┌─ Dokumentabschnitt
Geschichte des Rettungshundes

 

Obwohl der Hund bereits seit Jahrtausenden Haus- und Arbeitstier des Menschen ist, sind Rettungshunde eine recht moderne Erscheinung. Es finden sich in der Geschichte zwar immer wieder Fälle, in denen Hunde Menschenleben gerettet haben, aber systematisch genutzt wurden diese Fähigkeiten erst im 19. Jahrhundert. Im Hospiz auf dem Grossen Sankt Bernhard züchteten die Mönche seit Mitte des 17. Jahrhunderts eigene Hunde, die ersten Bernhardiner. Deren Aufgabe war zunächst, den verschneiten Weg zum Hospiz zu finden. Es gibt Berichte von diversen Fällen, in denen diese Hunde verirrte oder im Schnee verschüttete Menschen zum Kloster führten und ihnen damit das Leben retten. Allein der Hund Barry soll zwischen 1800 und 1812 über 40 Menschen das Leben gerettet haben.

 

Eine Ausnahme allerdings bildeten zunächst die Bernhardiner. Erst der Krieg gab einen Anstoß für die weitere Entwicklung. Ab 1885 machte man sich in der deutschen Armee Gedanken über den Einsatz von Hunden, zunächst als Melder oder zum Transport von Munition. Der Tiermaler Jean Bungartz begann zusätzlich mit der Ausbildung von Hunden im Sanitätsdienst, die beim Aufspüren verwundeter Soldaten helfen sollten. Dazu gründete er 1890 den Deutschen Verein für Sanitätshunde, der auf freiwilliger Basis die Verantwortung für die Ausbildung der Sanitätshunde übernahm. Die Kosten für Ausbildung und Unterhalt wurden von der Armee getragen, die Durchführung lag aber allein bei Privatleuten.
└─
■ **Schriftliche Anfrage 1**: Fassen Sie den Absatz „Obwohl der Hund bereits seit Jahrtausenden …“ aus dem Text zur Geschichte des Rettungshundes als kurze Stichpunktliste zusammen, ohne seine wesentlichen Fakten wegzulassen.
■ **Schriftliche Anfrage 2**: Schreiben Sie aus den Datensätzen die Zeilen unverändert ab, beginnend mit der Zeile, die „issue-row-menu-icon[interactable] [1361, 208, 1381, 228]“ enthält, und endend mit der Zeile, die „settings-gear-icon[interactable] [1317, 115, 1349, 147]“ enthält.
┌─ Dateneinträge
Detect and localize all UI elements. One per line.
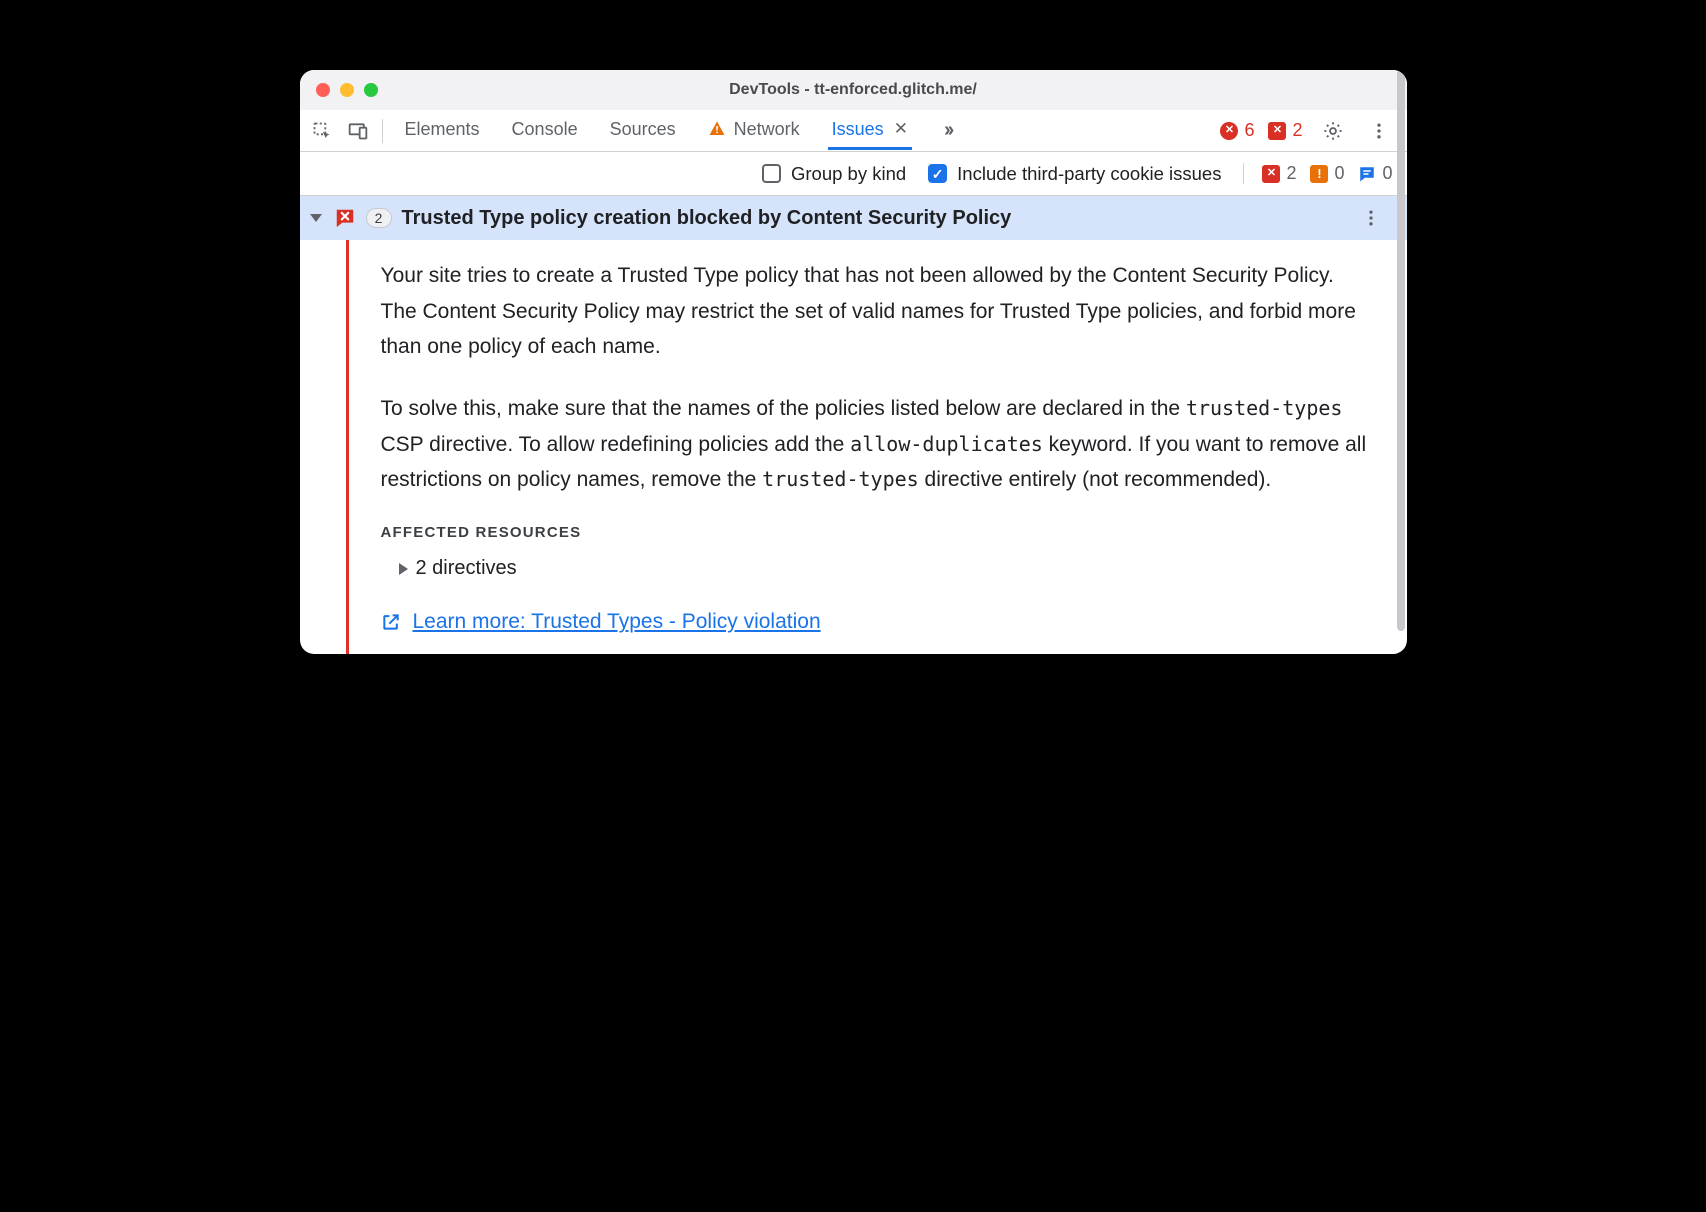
issue-row-menu-icon[interactable] [1361, 208, 1381, 228]
error-circle-icon [1220, 122, 1238, 140]
issue-title: Trusted Type policy creation blocked by … [402, 207, 1012, 230]
improvement-count[interactable]: 0 [1358, 163, 1392, 184]
page-error-count[interactable]: 2 [1262, 163, 1296, 184]
settings-gear-icon[interactable] [1317, 115, 1349, 147]
warning-square-icon [1310, 165, 1328, 183]
titlebar: DevTools - tt-enforced.glitch.me/ [300, 70, 1407, 110]
issues-count[interactable]: 2 [1268, 120, 1302, 141]
page-error-count-value: 2 [1286, 163, 1296, 184]
checkbox-checked-icon [928, 164, 947, 183]
directives-expander[interactable]: 2 directives [399, 557, 1367, 580]
panel-tabs: Elements Console Sources Network Issues … [401, 112, 952, 150]
issues-content: 2 Trusted Type policy creation blocked b… [300, 196, 1407, 654]
more-options-icon[interactable] [1363, 115, 1395, 147]
device-toolbar-icon[interactable] [342, 115, 374, 147]
window-title: DevTools - tt-enforced.glitch.me/ [300, 81, 1407, 99]
improvement-count-value: 0 [1382, 163, 1392, 184]
scrollbar[interactable] [1394, 70, 1407, 654]
devtools-window: DevTools - tt-enforced.glitch.me/ Elemen… [300, 70, 1407, 654]
issues-filter-bar: Group by kind Include third-party cookie… [300, 152, 1407, 196]
tab-issues-label: Issues [832, 120, 884, 138]
issue-count-badge: 2 [366, 208, 392, 228]
issue-kind-counts: 2 0 0 [1243, 163, 1392, 184]
console-error-count[interactable]: 6 [1220, 120, 1254, 141]
tab-network-label: Network [734, 120, 800, 138]
tab-console[interactable]: Console [508, 112, 582, 150]
breaking-change-count-value: 0 [1334, 163, 1344, 184]
warning-triangle-icon [708, 120, 726, 138]
chat-square-icon [1358, 165, 1376, 183]
tab-elements[interactable]: Elements [401, 112, 484, 150]
directives-count-label: 2 directives [416, 557, 517, 580]
tab-sources[interactable]: Sources [606, 112, 680, 150]
inspect-element-icon[interactable] [306, 115, 338, 147]
main-toolbar: Elements Console Sources Network Issues … [300, 110, 1407, 152]
issue-row-header[interactable]: 2 Trusted Type policy creation blocked b… [300, 196, 1407, 240]
tab-issues[interactable]: Issues ✕ [828, 112, 912, 150]
error-count-value: 6 [1244, 120, 1254, 141]
expand-triangle-right-icon [399, 563, 408, 575]
toolbar-divider [382, 119, 383, 143]
breaking-change-count[interactable]: 0 [1310, 163, 1344, 184]
learn-more-link[interactable]: Learn more: Trusted Types - Policy viola… [413, 610, 821, 634]
issue-description-p1: Your site tries to create a Trusted Type… [381, 258, 1367, 365]
tab-network[interactable]: Network [704, 112, 804, 150]
expand-triangle-down-icon [310, 214, 322, 222]
error-square-icon [1262, 165, 1280, 183]
group-by-kind-label: Group by kind [791, 163, 906, 185]
checkbox-unchecked-icon [762, 164, 781, 183]
issues-count-value: 2 [1292, 120, 1302, 141]
issue-description-p2: To solve this, make sure that the names … [381, 391, 1367, 498]
include-third-party-label: Include third-party cookie issues [957, 163, 1221, 185]
error-chat-icon [334, 207, 356, 229]
more-tabs-icon[interactable]: ›› [944, 119, 951, 142]
include-third-party-checkbox[interactable]: Include third-party cookie issues [928, 163, 1221, 185]
group-by-kind-checkbox[interactable]: Group by kind [762, 163, 906, 185]
error-square-icon [1268, 122, 1286, 140]
affected-resources-label: Affected Resources [381, 524, 1367, 541]
toolbar-right: 6 2 [1220, 115, 1394, 147]
issue-body: Your site tries to create a Trusted Type… [346, 240, 1407, 654]
close-tab-icon[interactable]: ✕ [894, 120, 908, 137]
learn-more-row: Learn more: Trusted Types - Policy viola… [381, 610, 1367, 634]
scrollbar-thumb[interactable] [1397, 70, 1405, 631]
external-link-icon [381, 612, 401, 632]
└─
■ **Schriftliche Antwort 1**:
- Hunde sind seit Jahrtausenden Haus- und Arbeitstiere des Menschen, Rettungshunde aber eine recht moderne Erscheinung.
- Fälle, in denen Hunde Menschenleben retteten, gab es immer wieder; systematisch genutzt wurden diese Fähigkeiten erst im 19. Jahrhundert.
- Die Mönche im Hospiz auf dem Grossen Sankt Bernhard züchteten seit Mitte des 17. Jahrhunderts eigene Hunde, die ersten Bernhardiner.
- Deren Aufgabe war zunächst, den verschneiten Weg zum Hospiz zu finden.
- Berichten zufolge führten diese Hunde verirrte oder im Schnee verschüttete Menschen zum Kloster und retteten ihnen so das Leben.
- Allein der Hund Barry soll zwischen 1800 und 1812 über 40 Menschen das Leben gerettet haben.

■ **Schriftliche Antwort 2**:
issue-row-menu-icon[interactable] [1361, 208, 1381, 228]
error-circle-icon [1220, 122, 1238, 140]
issue-title: Trusted Type policy creation blocked by … [402, 207, 1012, 230]
improvement-count[interactable]: 0 [1358, 163, 1392, 184]
page-error-count[interactable]: 2 [1262, 163, 1296, 184]
settings-gear-icon[interactable] [1317, 115, 1349, 147]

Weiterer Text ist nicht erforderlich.